Transcribe each line of the records below exactly, excluding any embedded images.

__INPUT FOR THIS TASK__

§

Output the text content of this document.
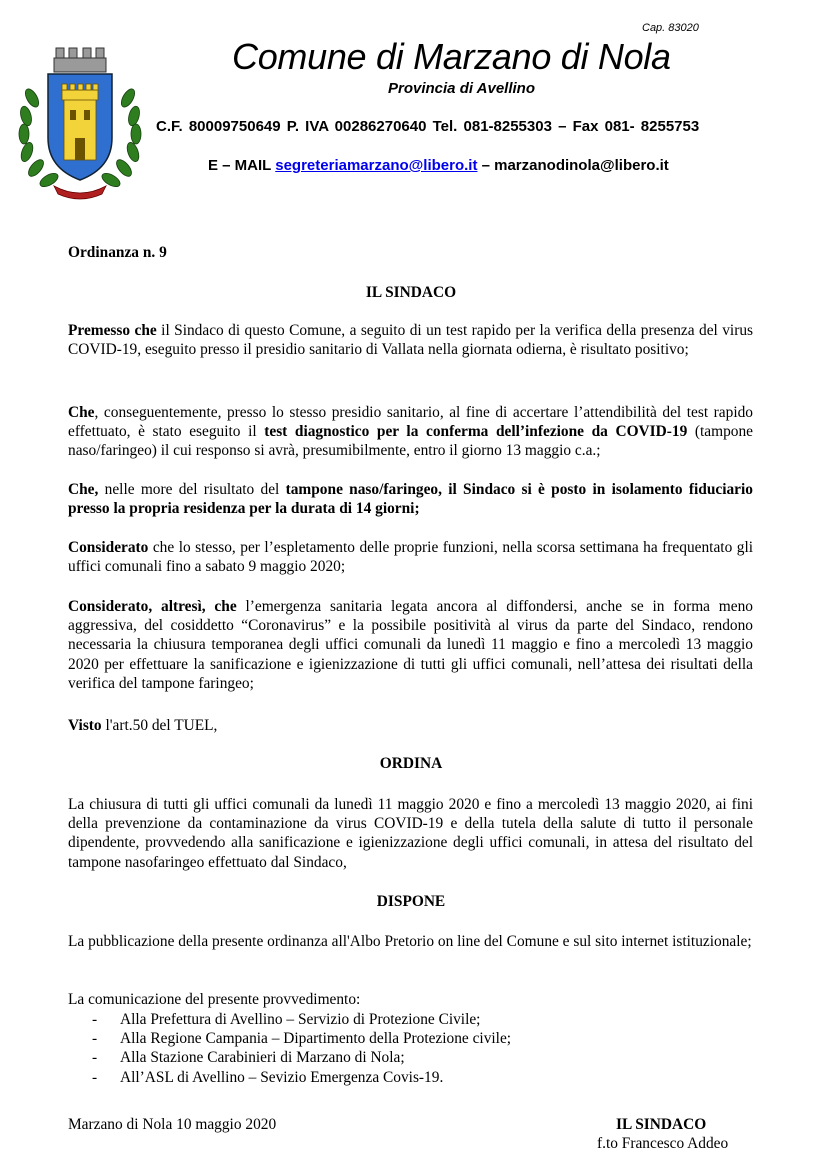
Cap. 83020
Comune di Marzano di Nola
Provincia di Avellino
C.F. 80009750649 P. IVA 00286270640 Tel. 081-8255303 – Fax 081- 8255753
E – MAIL segreteriamarzano@libero.it – marzanodinola@libero.it
Ordinanza n. 9
IL SINDACO
Premesso che il Sindaco di questo Comune, a seguito di un test rapido per la verifica della presenza del virus COVID-19, eseguito presso il presidio sanitario di Vallata nella giornata odierna, è risultato positivo;
Che, conseguentemente, presso lo stesso presidio sanitario, al fine di accertare l’attendibilità del test rapido effettuato, è stato eseguito il test diagnostico per la conferma dell’infezione da COVID-19 (tampone naso/faringeo) il cui responso si avrà, presumibilmente, entro il giorno 13 maggio c.a.;
Che, nelle more del risultato del tampone naso/faringeo, il Sindaco si è posto in isolamento fiduciario presso la propria residenza per la durata di 14 giorni;
Considerato che lo stesso, per l’espletamento delle proprie funzioni, nella scorsa settimana ha frequentato gli uffici comunali fino a sabato 9 maggio 2020;
Considerato, altresì, che l’emergenza sanitaria legata ancora al diffondersi, anche se in forma meno aggressiva, del cosiddetto “Coronavirus” e la possibile positività al virus da parte del Sindaco, rendono necessaria la chiusura temporanea degli uffici comunali da lunedì 11 maggio e fino a mercoledì 13 maggio 2020 per effettuare la sanificazione e igienizzazione di tutti gli uffici comunali, nell’attesa dei risultati della verifica del tampone faringeo;
Visto l'art.50 del TUEL,
ORDINA
La chiusura di tutti gli uffici comunali da lunedì 11 maggio 2020 e fino a mercoledì 13 maggio 2020, ai fini della prevenzione da contaminazione da virus COVID-19 e della tutela della salute di tutto il personale dipendente, provvedendo alla sanificazione e igienizzazione degli uffici comunali, in attesa del risultato del tampone nasofaringeo effettuato dal Sindaco,
DISPONE
La pubblicazione della presente ordinanza all'Albo Pretorio on line del Comune e sul sito internet istituzionale;
La comunicazione del presente provvedimento:
- Alla Prefettura di Avellino – Servizio di Protezione Civile;
- Alla Regione Campania – Dipartimento della Protezione civile;
- Alla Stazione Carabinieri di Marzano di Nola;
- All’ASL di Avellino – Sevizio Emergenza Covis-19.
Marzano di Nola 10 maggio 2020	IL SINDACO
f.to Francesco Addeo
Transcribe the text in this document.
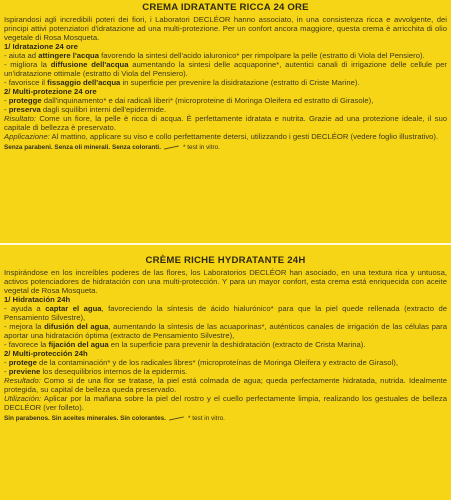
CREMA IDRATANTE RICCA 24 ORE

Ispirandosi agli incredibili poteri dei fiori, i Laboratori DECLÉOR hanno associato, in una consistenza ricca e avvolgente, dei principi attivi potenziatori d'idratazione ad una multi-protezione. Per un confort ancora maggiore, questa crema è arricchita di olio vegetale di Rosa Mosqueta.

1/ Idratazione 24 ore

- aiuta ad attingere l'acqua favorendo la sintesi dell'acido ialuronico* per rimpolpare la pelle (estratto di Viola del Pensiero).

- migliora la diffusione dell'acqua aumentando la sintesi delle acquaporine*, autentici canali di irrigazione delle cellule per un'idratazione ottimale (estratto di Viola del Pensiero).

- favorisce il fissaggio dell'acqua in superficie per prevenire la disidratazione (estratto di Criste Marine).

2/ Multi-protezione 24 ore

- protegge dall'inquinamento* e dai radicali liberi* (microproteine di Moringa Oleifera ed estratto di Girasole),

- preserva dagli squilibri interni dell'epidermide.

Risultato: Come un fiore, la pelle è ricca di acqua. È perfettamente idratata e nutrita. Grazie ad una protezione ideale, il suo capitale di bellezza è preservato.

Applicazione: Al mattino, applicare su viso e collo perfettamente detersi, utilizzando i gesti DECLÉOR (vedere foglio illustrativo).

Senza parabeni. Senza oli minerali. Senza coloranti.	* test in vitro.

CRÈME RICHE HYDRATANTE 24H

Inspirándose en los increíbles poderes de las flores, los Laboratorios DECLÉOR han asociado, en una textura rica y untuosa, activos potenciadores de hidratación con una multi-protección. Y para un mayor confort, esta crema está enriquecida con aceite vegetal de Rosa Mosqueta.

1/ Hidratación 24h

- ayuda a captar el agua, favoreciendo la síntesis de ácido hialurónico* para que la piel quede rellenada (extracto de Pensamiento Silvestre),

- mejora la difusión del agua, aumentando la síntesis de las acuaporinas*, auténticos canales de irrigación de las células para aportar una hidratación óptima (extracto de Pensamiento Silvestre),

- favorece la fijación del agua en la superficie para prevenir la deshidratación (extracto de Crista Marina).

2/ Multi-protección 24h

- protege de la contaminación* y de los radicales libres* (microproteínas de Moringa Oleifera y extracto de Girasol),

- previene los desequilibrios internos de la epidermis.

Resultado: Como si de una flor se tratase, la piel está colmada de agua; queda perfectamente hidratada, nutrida. Idealmente protegida, su capital de belleza queda preservado.

Utilización: Aplicar por la mañana sobre la piel del rostro y el cuello perfectamente limpia, realizando los gestuales de belleza DECLÉOR (ver folleto).

Sin parabenos. Sin aceites minerales. Sin colorantes.	* test in vitro.
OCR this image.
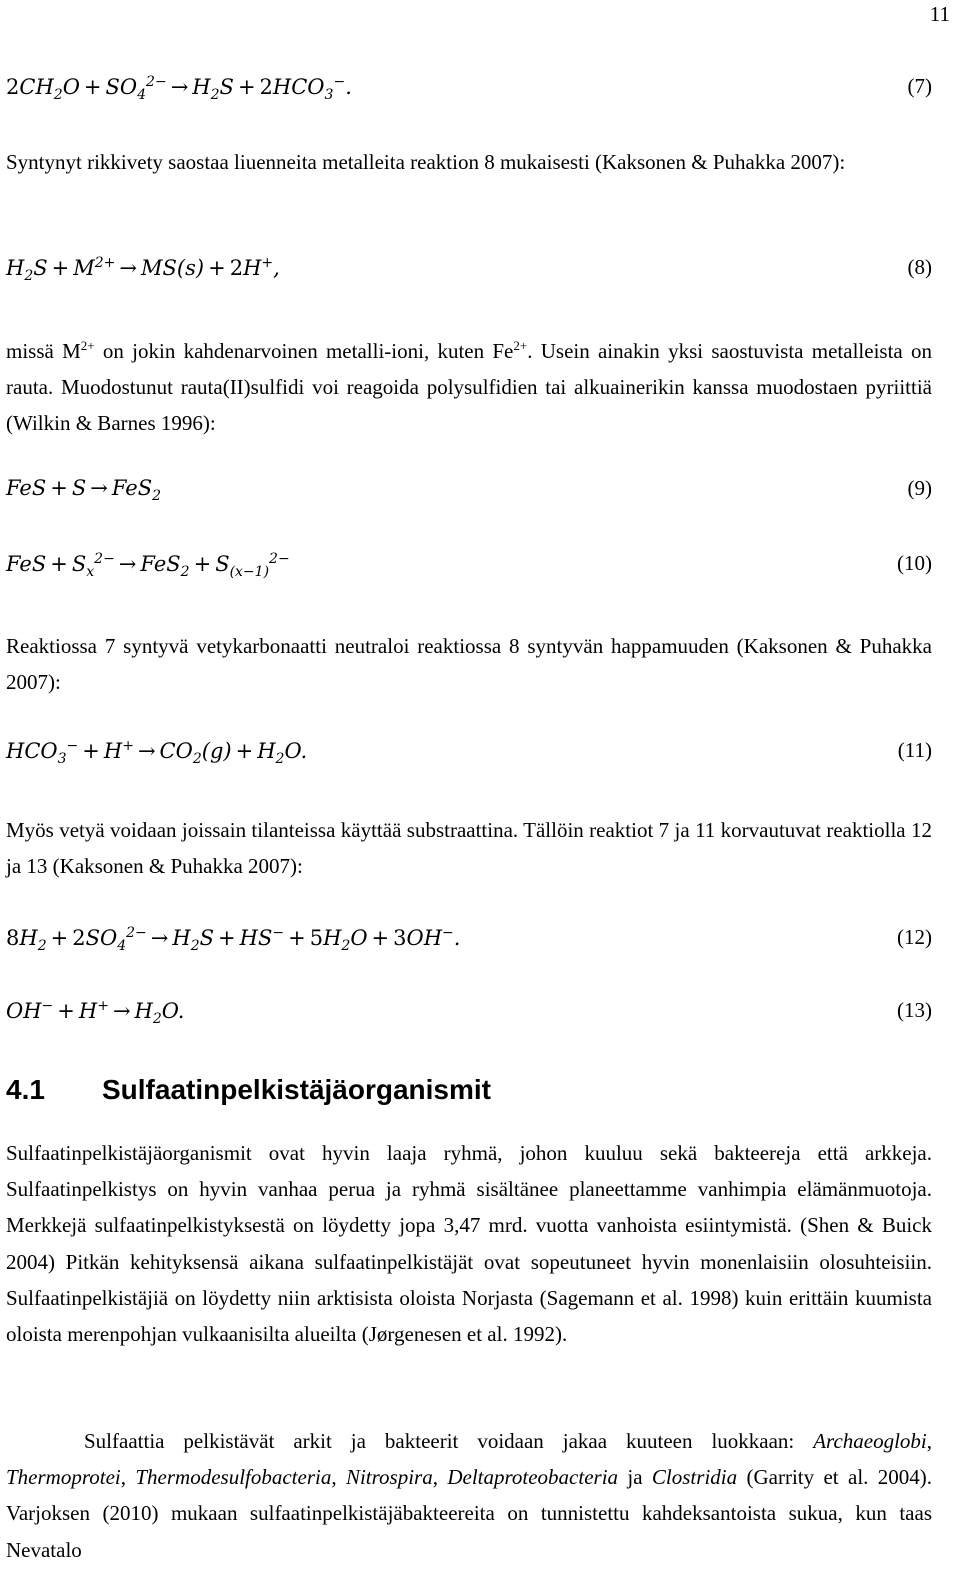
11
$2CH_2O + SO_4^{2-} \to H_2S + 2HCO_3^-$.	(7)
Syntynyt rikkivety saostaa liuenneita metalleita reaktion 8 mukaisesti (Kaksonen & Puhakka 2007):
$H_2S + M^{2+} \to MS(s) + 2H^+$,	(8)
missä $M^{2+}$ on jokin kahdenarvoinen metalli-ioni, kuten $Fe^{2+}$. Usein ainakin yksi saostuvista metalleista on rauta. Muodostunut rauta(II)sulfidi voi reagoida polysulfidien tai alkuainerikin kanssa muodostaen pyriittiä (Wilkin & Barnes 1996):
FeS + S → FeS$_2$	(9)
FeS + $S_x^{2-} \to FeS_2 + S_{(x-1)}^{2-}$	(10)
Reaktiossa 7 syntyvä vetykarbonaatti neutraloi reaktiossa 8 syntyvän happamuuden (Kaksonen & Puhakka 2007):
$HCO_3^- + H^+ \to CO_2(g) + H_2O$.	(11)
Myös vetyä voidaan joissain tilanteissa käyttää substraattina. Tällöin reaktiot 7 ja 11 korvautuvat reaktiolla 12 ja 13 (Kaksonen & Puhakka 2007):
$8H_2 + 2SO_4^{2-} \to H_2S + HS^- + 5H_2O + 3OH^-$.	(12)
$OH^- + H^+ \to H_2O$.	(13)
4.1 Sulfaatinpelkistäjäorganismit
Sulfaatinpelkistäjäorganismit ovat hyvin laaja ryhmä, johon kuuluu sekä bakteereja että arkkeja. Sulfaatinpelkistys on hyvin vanhaa perua ja ryhmä sisältänee planeettamme vanhimpia elämänmuotoja. Merkkejä sulfaatinpelkistyksestä on löydetty jopa 3,47 mrd. vuotta vanhoista esiintymistä. (Shen & Buick 2004) Pitkän kehityksensä aikana sulfaatinpelkistäjät ovat sopeutuneet hyvin monenlaisiin olosuhteisiin. Sulfaatinpelkistäjiä on löydetty niin arktisista oloista Norjasta (Sagemann et al. 1998) kuin erittäin kuumista oloista merenpohjan vulkaanisilta alueilta (Jørgenesen et al. 1992).
Sulfaattia pelkistävät arkit ja bakteerit voidaan jakaa kuuteen luokkaan: Archaeoglobi, Thermoprotei, Thermodesulfobacteria, Nitrospira, Deltaproteobacteria ja Clostridia (Garrity et al. 2004). Varjoksen (2010) mukaan sulfaatinpelkistäjäbakteereita on tunnistettu kahdeksantoista sukua, kun taas Nevatalo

§

__YOUR SOLUTION__
Output the text content of this document.
Cap. 83020
Comune di Marzano di Nola
Provincia di Avellino
C.F. 80009750649 P. IVA 00286270640 Tel. 081-8255303 – Fax 081- 8255753
E – MAIL segreteriamarzano@libero.it – marzanodinola@libero.it
Ordinanza n. 9
IL SINDACO
Premesso che il Sindaco di questo Comune, a seguito di un test rapido per la verifica della presenza del virus COVID-19, eseguito presso il presidio sanitario di Vallata nella giornata odierna, è risultato positivo;
Che, conseguentemente, presso lo stesso presidio sanitario, al fine di accertare l’attendibilità del test rapido effettuato, è stato eseguito il test diagnostico per la conferma dell’infezione da COVID-19 (tampone naso/faringeo) il cui responso si avrà, presumibilmente, entro il giorno 13 maggio c.a.;
Che, nelle more del risultato del tampone naso/faringeo, il Sindaco si è posto in isolamento fiduciario presso la propria residenza per la durata di 14 giorni;
Considerato che lo stesso, per l’espletamento delle proprie funzioni, nella scorsa settimana ha frequentato gli uffici comunali fino a sabato 9 maggio 2020;
Considerato, altresì, che l’emergenza sanitaria legata ancora al diffondersi, anche se in forma meno aggressiva, del cosiddetto “Coronavirus” e la possibile positività al virus da parte del Sindaco, rendono necessaria la chiusura temporanea degli uffici comunali da lunedì 11 maggio e fino a mercoledì 13 maggio 2020 per effettuare la sanificazione e igienizzazione di tutti gli uffici comunali, nell’attesa dei risultati della verifica del tampone faringeo;
Visto l'art.50 del TUEL,
ORDINA
La chiusura di tutti gli uffici comunali da lunedì 11 maggio 2020 e fino a mercoledì 13 maggio 2020, ai fini della prevenzione da contaminazione da virus COVID-19 e della tutela della salute di tutto il personale dipendente, provvedendo alla sanificazione e igienizzazione degli uffici comunali, in attesa del risultato del tampone nasofaringeo effettuato dal Sindaco,
DISPONE
La pubblicazione della presente ordinanza all'Albo Pretorio on line del Comune e sul sito internet istituzionale;
La comunicazione del presente provvedimento:
- Alla Prefettura di Avellino – Servizio di Protezione Civile;
- Alla Regione Campania – Dipartimento della Protezione civile;
- Alla Stazione Carabinieri di Marzano di Nola;
- All’ASL di Avellino – Sevizio Emergenza Covis-19.
Marzano di Nola 10 maggio 2020	IL SINDACO
f.to Francesco Addeo
Transcribe the text in this document.
CREMA IDRATANTE RICCA 24 ORE

Ispirandosi agli incredibili poteri dei fiori, i Laboratori DECLÉOR hanno associato, in una consistenza ricca e avvolgente, dei principi attivi potenziatori d'idratazione ad una multi-protezione. Per un confort ancora maggiore, questa crema è arricchita di olio vegetale di Rosa Mosqueta.

1/ Idratazione 24 ore

- aiuta ad attingere l'acqua favorendo la sintesi dell'acido ialuronico* per rimpolpare la pelle (estratto di Viola del Pensiero).

- migliora la diffusione dell'acqua aumentando la sintesi delle acquaporine*, autentici canali di irrigazione delle cellule per un'idratazione ottimale (estratto di Viola del Pensiero).

- favorisce il fissaggio dell'acqua in superficie per prevenire la disidratazione (estratto di Criste Marine).

2/ Multi-protezione 24 ore

- protegge dall'inquinamento* e dai radicali liberi* (microproteine di Moringa Oleifera ed estratto di Girasole),

- preserva dagli squilibri interni dell'epidermide.

Risultato: Come un fiore, la pelle è ricca di acqua. È perfettamente idratata e nutrita. Grazie ad una protezione ideale, il suo capitale di bellezza è preservato.

Applicazione: Al mattino, applicare su viso e collo perfettamente detersi, utilizzando i gesti DECLÉOR (vedere foglio illustrativo).

Senza parabeni. Senza oli minerali. Senza coloranti.	* test in vitro.

CRÈME RICHE HYDRATANTE 24H

Inspirándose en los increíbles poderes de las flores, los Laboratorios DECLÉOR han asociado, en una textura rica y untuosa, activos potenciadores de hidratación con una multi-protección. Y para un mayor confort, esta crema está enriquecida con aceite vegetal de Rosa Mosqueta.

1/ Hidratación 24h

- ayuda a captar el agua, favoreciendo la síntesis de ácido hialurónico* para que la piel quede rellenada (extracto de Pensamiento Silvestre),

- mejora la difusión del agua, aumentando la síntesis de las acuaporinas*, auténticos canales de irrigación de las células para aportar una hidratación óptima (extracto de Pensamiento Silvestre),

- favorece la fijación del agua en la superficie para prevenir la deshidratación (extracto de Crista Marina).

2/ Multi-protección 24h

- protege de la contaminación* y de los radicales libres* (microproteínas de Moringa Oleifera y extracto de Girasol),

- previene los desequilibrios internos de la epidermis.

Resultado: Como si de una flor se tratase, la piel está colmada de agua; queda perfectamente hidratada, nutrida. Idealmente protegida, su capital de belleza queda preservado.

Utilización: Aplicar por la mañana sobre la piel del rostro y el cuello perfectamente limpia, realizando los gestuales de belleza DECLÉOR (ver folleto).

Sin parabenos. Sin aceites minerales. Sin colorantes.	* test in vitro.
OCR this image.
11
$2CH_2O + SO_4^{2-} \to H_2S + 2HCO_3^-$.	(7)
Syntynyt rikkivety saostaa liuenneita metalleita reaktion 8 mukaisesti (Kaksonen & Puhakka 2007):
$H_2S + M^{2+} \to MS(s) + 2H^+$,	(8)
missä $M^{2+}$ on jokin kahdenarvoinen metalli-ioni, kuten $Fe^{2+}$. Usein ainakin yksi saostuvista metalleista on rauta. Muodostunut rauta(II)sulfidi voi reagoida polysulfidien tai alkuainerikin kanssa muodostaen pyriittiä (Wilkin & Barnes 1996):
FeS + S → FeS$_2$	(9)
FeS + $S_x^{2-} \to FeS_2 + S_{(x-1)}^{2-}$	(10)
Reaktiossa 7 syntyvä vetykarbonaatti neutraloi reaktiossa 8 syntyvän happamuuden (Kaksonen & Puhakka 2007):
$HCO_3^- + H^+ \to CO_2(g) + H_2O$.	(11)
Myös vetyä voidaan joissain tilanteissa käyttää substraattina. Tällöin reaktiot 7 ja 11 korvautuvat reaktiolla 12 ja 13 (Kaksonen & Puhakka 2007):
$8H_2 + 2SO_4^{2-} \to H_2S + HS^- + 5H_2O + 3OH^-$.	(12)
$OH^- + H^+ \to H_2O$.	(13)
4.1 Sulfaatinpelkistäjäorganismit
Sulfaatinpelkistäjäorganismit ovat hyvin laaja ryhmä, johon kuuluu sekä bakteereja että arkkeja. Sulfaatinpelkistys on hyvin vanhaa perua ja ryhmä sisältänee planeettamme vanhimpia elämänmuotoja. Merkkejä sulfaatinpelkistyksestä on löydetty jopa 3,47 mrd. vuotta vanhoista esiintymistä. (Shen & Buick 2004) Pitkän kehityksensä aikana sulfaatinpelkistäjät ovat sopeutuneet hyvin monenlaisiin olosuhteisiin. Sulfaatinpelkistäjiä on löydetty niin arktisista oloista Norjasta (Sagemann et al. 1998) kuin erittäin kuumista oloista merenpohjan vulkaanisilta alueilta (Jørgenesen et al. 1992).
Sulfaattia pelkistävät arkit ja bakteerit voidaan jakaa kuuteen luokkaan: Archaeoglobi, Thermoprotei, Thermodesulfobacteria, Nitrospira, Deltaproteobacteria ja Clostridia (Garrity et al. 2004). Varjoksen (2010) mukaan sulfaatinpelkistäjäbakteereita on tunnistettu kahdeksantoista sukua, kun taas Nevatalo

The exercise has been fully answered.